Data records
--- Begin ---
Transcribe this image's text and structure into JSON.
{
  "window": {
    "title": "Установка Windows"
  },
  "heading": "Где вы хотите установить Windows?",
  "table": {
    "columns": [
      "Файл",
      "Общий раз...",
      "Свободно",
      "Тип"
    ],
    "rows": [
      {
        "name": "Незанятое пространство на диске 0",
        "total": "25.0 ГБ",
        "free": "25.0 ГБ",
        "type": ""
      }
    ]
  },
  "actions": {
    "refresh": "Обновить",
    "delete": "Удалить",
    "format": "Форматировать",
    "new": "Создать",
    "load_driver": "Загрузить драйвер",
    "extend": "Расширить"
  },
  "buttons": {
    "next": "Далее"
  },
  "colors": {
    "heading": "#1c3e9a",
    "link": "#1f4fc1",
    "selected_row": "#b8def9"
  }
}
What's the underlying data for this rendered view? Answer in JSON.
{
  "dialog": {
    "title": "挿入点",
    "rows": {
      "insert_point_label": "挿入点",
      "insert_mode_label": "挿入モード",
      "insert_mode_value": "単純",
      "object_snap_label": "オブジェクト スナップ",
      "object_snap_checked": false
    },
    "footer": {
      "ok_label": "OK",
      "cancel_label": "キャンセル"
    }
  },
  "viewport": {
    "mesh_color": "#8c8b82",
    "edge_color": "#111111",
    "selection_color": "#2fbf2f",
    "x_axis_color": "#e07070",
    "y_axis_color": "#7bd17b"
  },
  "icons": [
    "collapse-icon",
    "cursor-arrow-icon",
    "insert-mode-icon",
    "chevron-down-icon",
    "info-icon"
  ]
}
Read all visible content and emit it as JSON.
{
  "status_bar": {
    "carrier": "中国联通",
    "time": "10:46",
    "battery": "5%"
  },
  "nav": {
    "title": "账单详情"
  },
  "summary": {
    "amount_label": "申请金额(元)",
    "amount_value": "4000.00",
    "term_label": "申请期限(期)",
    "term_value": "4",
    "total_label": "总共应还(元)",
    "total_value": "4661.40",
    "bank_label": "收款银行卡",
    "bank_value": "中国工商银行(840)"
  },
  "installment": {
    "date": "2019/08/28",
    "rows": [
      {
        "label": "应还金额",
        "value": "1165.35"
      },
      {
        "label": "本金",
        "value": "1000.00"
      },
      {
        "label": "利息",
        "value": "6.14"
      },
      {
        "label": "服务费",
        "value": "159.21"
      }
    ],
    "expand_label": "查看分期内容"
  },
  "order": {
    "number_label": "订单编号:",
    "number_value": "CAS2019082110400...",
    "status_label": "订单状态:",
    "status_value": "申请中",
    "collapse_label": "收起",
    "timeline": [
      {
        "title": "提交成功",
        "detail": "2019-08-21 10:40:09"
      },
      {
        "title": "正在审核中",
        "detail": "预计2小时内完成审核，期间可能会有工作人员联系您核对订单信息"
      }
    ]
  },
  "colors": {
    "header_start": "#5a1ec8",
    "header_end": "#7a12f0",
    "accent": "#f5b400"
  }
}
--- End ---
• Task objective: Repeat the listing in full, keeping every line exactly as it is.

• Solution for this problem:
Transcribe this image's text and structure into JSON.
{
  "window": {
    "title": "Установка Windows"
  },
  "heading": "Где вы хотите установить Windows?",
  "table": {
    "columns": [
      "Файл",
      "Общий раз...",
      "Свободно",
      "Тип"
    ],
    "rows": [
      {
        "name": "Незанятое пространство на диске 0",
        "total": "25.0 ГБ",
        "free": "25.0 ГБ",
        "type": ""
      }
    ]
  },
  "actions": {
    "refresh": "Обновить",
    "delete": "Удалить",
    "format": "Форматировать",
    "new": "Создать",
    "load_driver": "Загрузить драйвер",
    "extend": "Расширить"
  },
  "buttons": {
    "next": "Далее"
  },
  "colors": {
    "heading": "#1c3e9a",
    "link": "#1f4fc1",
    "selected_row": "#b8def9"
  }
}
What's the underlying data for this rendered view? Answer in JSON.
{
  "dialog": {
    "title": "挿入点",
    "rows": {
      "insert_point_label": "挿入点",
      "insert_mode_label": "挿入モード",
      "insert_mode_value": "単純",
      "object_snap_label": "オブジェクト スナップ",
      "object_snap_checked": false
    },
    "footer": {
      "ok_label": "OK",
      "cancel_label": "キャンセル"
    }
  },
  "viewport": {
    "mesh_color": "#8c8b82",
    "edge_color": "#111111",
    "selection_color": "#2fbf2f",
    "x_axis_color": "#e07070",
    "y_axis_color": "#7bd17b"
  },
  "icons": [
    "collapse-icon",
    "cursor-arrow-icon",
    "insert-mode-icon",
    "chevron-down-icon",
    "info-icon"
  ]
}
Read all visible content and emit it as JSON.
{
  "status_bar": {
    "carrier": "中国联通",
    "time": "10:46",
    "battery": "5%"
  },
  "nav": {
    "title": "账单详情"
  },
  "summary": {
    "amount_label": "申请金额(元)",
    "amount_value": "4000.00",
    "term_label": "申请期限(期)",
    "term_value": "4",
    "total_label": "总共应还(元)",
    "total_value": "4661.40",
    "bank_label": "收款银行卡",
    "bank_value": "中国工商银行(840)"
  },
  "installment": {
    "date": "2019/08/28",
    "rows": [
      {
        "label": "应还金额",
        "value": "1165.35"
      },
      {
        "label": "本金",
        "value": "1000.00"
      },
      {
        "label": "利息",
        "value": "6.14"
      },
      {
        "label": "服务费",
        "value": "159.21"
      }
    ],
    "expand_label": "查看分期内容"
  },
  "order": {
    "number_label": "订单编号:",
    "number_value": "CAS2019082110400...",
    "status_label": "订单状态:",
    "status_value": "申请中",
    "collapse_label": "收起",
    "timeline": [
      {
        "title": "提交成功",
        "detail": "2019-08-21 10:40:09"
      },
      {
        "title": "正在审核中",
        "detail": "预计2小时内完成审核，期间可能会有工作人员联系您核对订单信息"
      }
    ]
  },
  "colors": {
    "header_start": "#5a1ec8",
    "header_end": "#7a12f0",
    "accent": "#f5b400"
  }
}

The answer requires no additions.